What the exercise asks. All of the data must be printed exactly; please include every line.

Data shown.
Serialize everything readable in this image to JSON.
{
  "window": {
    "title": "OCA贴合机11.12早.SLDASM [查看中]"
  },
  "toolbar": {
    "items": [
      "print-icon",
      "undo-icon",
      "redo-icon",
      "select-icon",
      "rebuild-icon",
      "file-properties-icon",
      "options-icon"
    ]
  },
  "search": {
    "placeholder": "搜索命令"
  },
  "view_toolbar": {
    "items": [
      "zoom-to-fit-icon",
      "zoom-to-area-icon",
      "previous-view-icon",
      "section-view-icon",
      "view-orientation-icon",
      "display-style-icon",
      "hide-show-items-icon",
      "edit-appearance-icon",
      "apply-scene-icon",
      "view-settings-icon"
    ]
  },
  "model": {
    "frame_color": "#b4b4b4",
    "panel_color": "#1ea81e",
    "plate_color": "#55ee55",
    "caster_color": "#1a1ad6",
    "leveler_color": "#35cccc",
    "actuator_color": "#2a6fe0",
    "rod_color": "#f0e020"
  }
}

Right answer.
Serialize everything readable in this image to JSON.
{
  "window": {
    "title": "OCA贴合机11.12早.SLDASM [查看中]"
  },
  "toolbar": {
    "items": [
      "print-icon",
      "undo-icon",
      "redo-icon",
      "select-icon",
      "rebuild-icon",
      "file-properties-icon",
      "options-icon"
    ]
  },
  "search": {
    "placeholder": "搜索命令"
  },
  "view_toolbar": {
    "items": [
      "zoom-to-fit-icon",
      "zoom-to-area-icon",
      "previous-view-icon",
      "section-view-icon",
      "view-orientation-icon",
      "display-style-icon",
      "hide-show-items-icon",
      "edit-appearance-icon",
      "apply-scene-icon",
      "view-settings-icon"
    ]
  },
  "model": {
    "frame_color": "#b4b4b4",
    "panel_color": "#1ea81e",
    "plate_color": "#55ee55",
    "caster_color": "#1a1ad6",
    "leveler_color": "#35cccc",
    "actuator_color": "#2a6fe0",
    "rod_color": "#f0e020"
  }
}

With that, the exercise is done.